▸ Records provided
# # # # #
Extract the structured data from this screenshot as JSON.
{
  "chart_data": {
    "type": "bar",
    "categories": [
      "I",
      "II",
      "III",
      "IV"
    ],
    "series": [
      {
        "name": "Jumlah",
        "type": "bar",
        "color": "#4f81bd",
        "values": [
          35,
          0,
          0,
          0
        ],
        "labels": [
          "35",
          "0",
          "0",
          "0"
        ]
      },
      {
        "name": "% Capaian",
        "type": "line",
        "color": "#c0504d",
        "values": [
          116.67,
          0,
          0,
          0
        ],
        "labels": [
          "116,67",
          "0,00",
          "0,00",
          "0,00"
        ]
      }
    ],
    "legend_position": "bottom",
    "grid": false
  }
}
# # # # #
▸ Given task
Return every entry verbatim.

▸ Full output
Extract the structured data from this screenshot as JSON.
{
  "chart_data": {
    "type": "bar",
    "categories": [
      "I",
      "II",
      "III",
      "IV"
    ],
    "series": [
      {
        "name": "Jumlah",
        "type": "bar",
        "color": "#4f81bd",
        "values": [
          35,
          0,
          0,
          0
        ],
        "labels": [
          "35",
          "0",
          "0",
          "0"
        ]
      },
      {
        "name": "% Capaian",
        "type": "line",
        "color": "#c0504d",
        "values": [
          116.67,
          0,
          0,
          0
        ],
        "labels": [
          "116,67",
          "0,00",
          "0,00",
          "0,00"
        ]
      }
    ],
    "legend_position": "bottom",
    "grid": false
  }
}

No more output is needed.